-- REQUIREMENT --
Please copy all the lines that follow, word for word.

-- Items from a data source --
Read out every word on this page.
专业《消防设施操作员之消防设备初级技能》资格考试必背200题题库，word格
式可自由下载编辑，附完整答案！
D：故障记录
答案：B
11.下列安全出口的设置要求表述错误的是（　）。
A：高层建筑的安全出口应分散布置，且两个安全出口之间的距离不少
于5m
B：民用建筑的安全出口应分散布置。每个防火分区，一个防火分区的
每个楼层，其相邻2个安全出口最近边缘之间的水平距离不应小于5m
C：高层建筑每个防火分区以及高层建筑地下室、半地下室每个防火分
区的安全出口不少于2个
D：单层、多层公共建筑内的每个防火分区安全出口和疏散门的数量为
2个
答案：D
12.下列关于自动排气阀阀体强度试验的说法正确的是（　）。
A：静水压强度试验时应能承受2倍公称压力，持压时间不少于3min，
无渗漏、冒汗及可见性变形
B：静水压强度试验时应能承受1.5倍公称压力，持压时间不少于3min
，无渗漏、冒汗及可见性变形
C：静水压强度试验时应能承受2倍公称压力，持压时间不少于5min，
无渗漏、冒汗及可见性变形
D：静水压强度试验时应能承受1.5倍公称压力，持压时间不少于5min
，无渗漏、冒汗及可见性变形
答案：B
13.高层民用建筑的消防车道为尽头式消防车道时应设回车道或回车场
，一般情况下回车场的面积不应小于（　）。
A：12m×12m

-- ANSWER FOR THIS EXERCISE --
Read out every word on this page.
专业《消防设施操作员之消防设备初级技能》资格考试必背200题题库，word格
式可自由下载编辑，附完整答案！
D：故障记录
答案：B
11.下列安全出口的设置要求表述错误的是（　）。
A：高层建筑的安全出口应分散布置，且两个安全出口之间的距离不少
于5m
B：民用建筑的安全出口应分散布置。每个防火分区，一个防火分区的
每个楼层，其相邻2个安全出口最近边缘之间的水平距离不应小于5m
C：高层建筑每个防火分区以及高层建筑地下室、半地下室每个防火分
区的安全出口不少于2个
D：单层、多层公共建筑内的每个防火分区安全出口和疏散门的数量为
2个
答案：D
12.下列关于自动排气阀阀体强度试验的说法正确的是（　）。
A：静水压强度试验时应能承受2倍公称压力，持压时间不少于3min，
无渗漏、冒汗及可见性变形
B：静水压强度试验时应能承受1.5倍公称压力，持压时间不少于3min
，无渗漏、冒汗及可见性变形
C：静水压强度试验时应能承受2倍公称压力，持压时间不少于5min，
无渗漏、冒汗及可见性变形
D：静水压强度试验时应能承受1.5倍公称压力，持压时间不少于5min
，无渗漏、冒汗及可见性变形
答案：B
13.高层民用建筑的消防车道为尽头式消防车道时应设回车道或回车场
，一般情况下回车场的面积不应小于（　）。
A：12m×12m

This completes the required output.